WHAT YOU WILL DO -
Check every line of the material below for the string "réponse", and return the ones that have it.

[Data excerpts]

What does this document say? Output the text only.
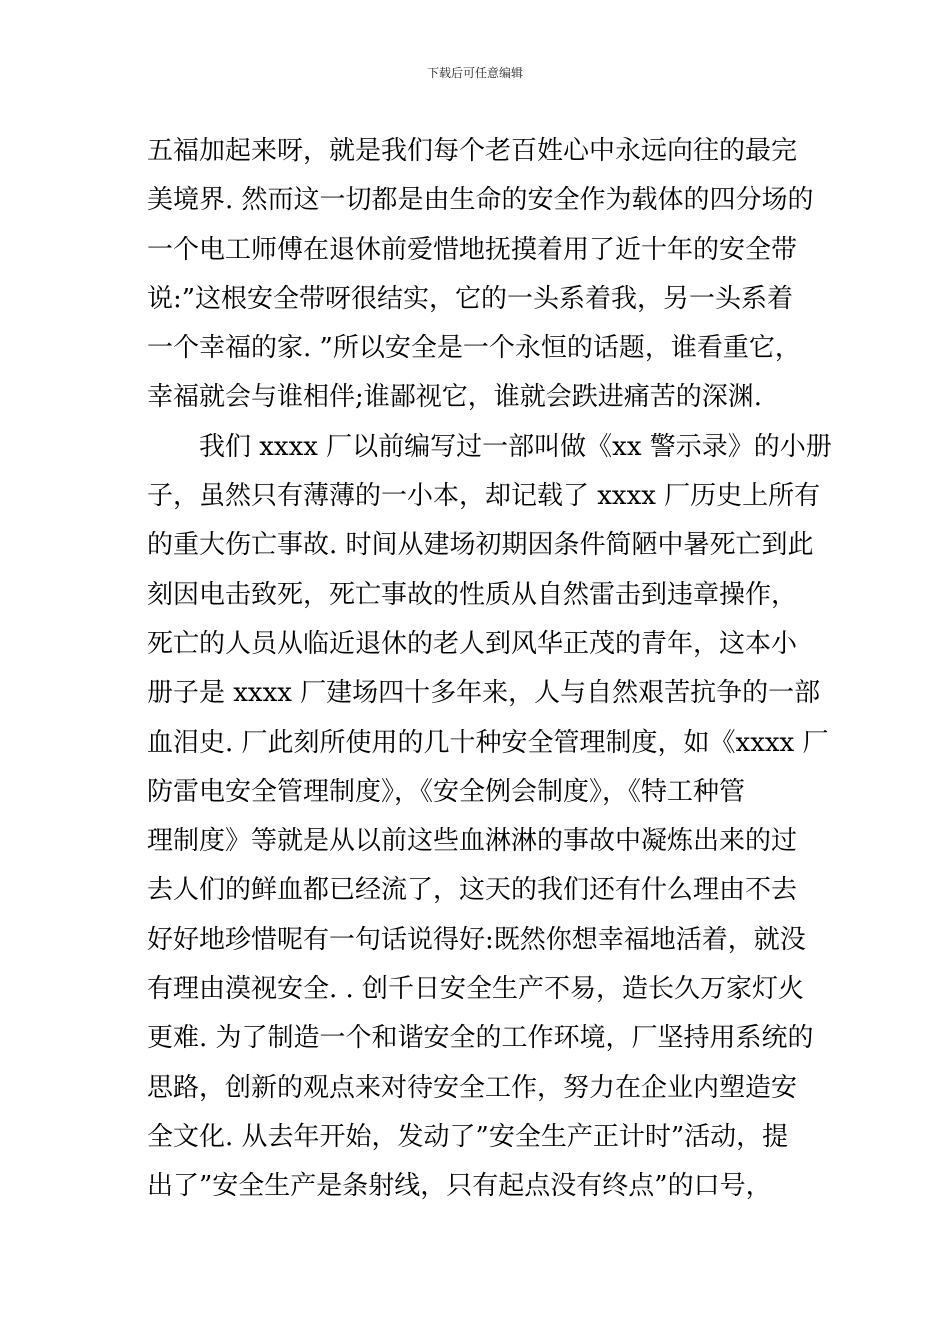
下载后可任意编辑
五福加起来呀，就是我们每个老百姓心中永远向往的最完
美境界. 然而这一切都是由生命的安全作为载体的四分场的
一个电工师傅在退休前爱惜地抚摸着用了近十年的安全带
说:”这根安全带呀很结实，它的一头系着我，另一头系着
一个幸福的家. ”所以安全是一个永恒的话题，谁看重它，
幸福就会与谁相伴;谁鄙视它，谁就会跌进痛苦的深渊.
我们 xxxx 厂以前编写过一部叫做《xx 警示录》的小册
子，虽然只有薄薄的一小本，却记载了 xxxx 厂历史上所有
的重大伤亡事故. 时间从建场初期因条件简陋中暑死亡到此
刻因电击致死，死亡事故的性质从自然雷击到违章操作，
死亡的人员从临近退休的老人到风华正茂的青年，这本小
册子是 xxxx 厂建场四十多年来，人与自然艰苦抗争的一部
血泪史. 厂此刻所使用的几十种安全管理制度，如《xxxx 厂
防雷电安全管理制度》，《安全例会制度》，《特工种管
理制度》等就是从以前这些血淋淋的事故中凝炼出来的过
去人们的鲜血都已经流了，这天的我们还有什么理由不去
好好地珍惜呢有一句话说得好:既然你想幸福地活着，就没
有理由漠视安全. . 创千日安全生产不易，造长久万家灯火
更难. 为了制造一个和谐安全的工作环境，厂坚持用系统的
思路，创新的观点来对待安全工作，努力在企业内塑造安
全文化. 从去年开始，发动了”安全生产正计时”活动，提
出了”安全生产是条射线，只有起点没有终点”的口号，
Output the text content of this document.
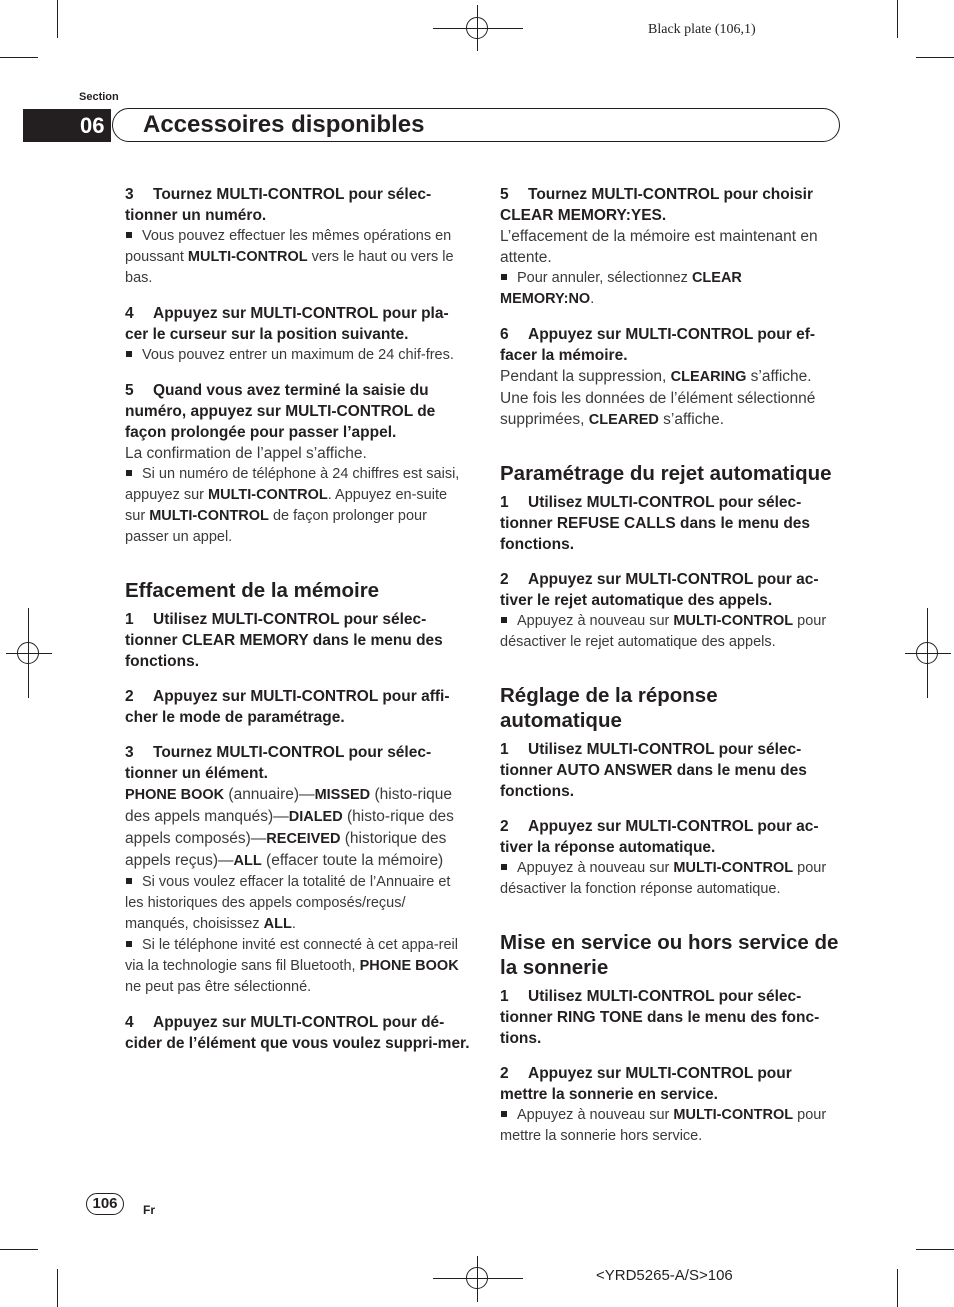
Black plate (106,1)
Section
06 Accessoires disponibles

3 Tournez MULTI-CONTROL pour sélec-tionner un numéro.

Vous pouvez effectuer les mêmes opérations en poussant MULTI-CONTROL vers le haut ou vers le bas.

4 Appuyez sur MULTI-CONTROL pour pla-cer le curseur sur la position suivante.

Vous pouvez entrer un maximum de 24 chif-fres.

5 Quand vous avez terminé la saisie du numéro, appuyez sur MULTI-CONTROL de façon prolongée pour passer l’appel.

La confirmation de l’appel s’affiche.

Si un numéro de téléphone à 24 chiffres est saisi, appuyez sur MULTI-CONTROL. Appuyez en-suite sur MULTI-CONTROL de façon prolonger pour passer un appel.

Effacement de la mémoire

1 Utilisez MULTI-CONTROL pour sélec-tionner CLEAR MEMORY dans le menu des fonctions.

2 Appuyez sur MULTI-CONTROL pour affi-cher le mode de paramétrage.

3 Tournez MULTI-CONTROL pour sélec-tionner un élément.

PHONE BOOK (annuaire)—MISSED (histo-rique des appels manqués)—DIALED (histo-rique des appels composés)—RECEIVED (historique des appels reçus)—ALL (effacer toute la mémoire)

Si vous voulez effacer la totalité de l’Annuaire et les historiques des appels composés/reçus/ manqués, choisissez ALL.

Si le téléphone invité est connecté à cet appa-reil via la technologie sans fil Bluetooth, PHONE BOOK ne peut pas être sélectionné.

4 Appuyez sur MULTI-CONTROL pour dé-cider de l’élément que vous voulez suppri-mer.

5 Tournez MULTI-CONTROL pour choisir CLEAR MEMORY:YES.

L’effacement de la mémoire est maintenant en attente.

Pour annuler, sélectionnez CLEAR MEMORY:NO.

6 Appuyez sur MULTI-CONTROL pour ef-facer la mémoire.

Pendant la suppression, CLEARING s’affiche. Une fois les données de l’élément sélectionné supprimées, CLEARED s’affiche.

Paramétrage du rejet automatique

1 Utilisez MULTI-CONTROL pour sélec-tionner REFUSE CALLS dans le menu des fonctions.

2 Appuyez sur MULTI-CONTROL pour ac-tiver le rejet automatique des appels.

Appuyez à nouveau sur MULTI-CONTROL pour désactiver le rejet automatique des appels.

Réglage de la réponse automatique

1 Utilisez MULTI-CONTROL pour sélec-tionner AUTO ANSWER dans le menu des fonctions.

2 Appuyez sur MULTI-CONTROL pour ac-tiver la réponse automatique.

Appuyez à nouveau sur MULTI-CONTROL pour désactiver la fonction réponse automatique.

Mise en service ou hors service de la sonnerie

1 Utilisez MULTI-CONTROL pour sélec-tionner RING TONE dans le menu des fonc-tions.

2 Appuyez sur MULTI-CONTROL pour mettre la sonnerie en service.

Appuyez à nouveau sur MULTI-CONTROL pour mettre la sonnerie hors service.

106	Fr
<YRD5265-A/S>106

COMPLETED TASK -
Réglage de la réponse automatique
2 Appuyez sur MULTI-CONTROL pour ac-tiver la réponse automatique.
Appuyez à nouveau sur MULTI-CONTROL pour désactiver la fonction réponse automatique.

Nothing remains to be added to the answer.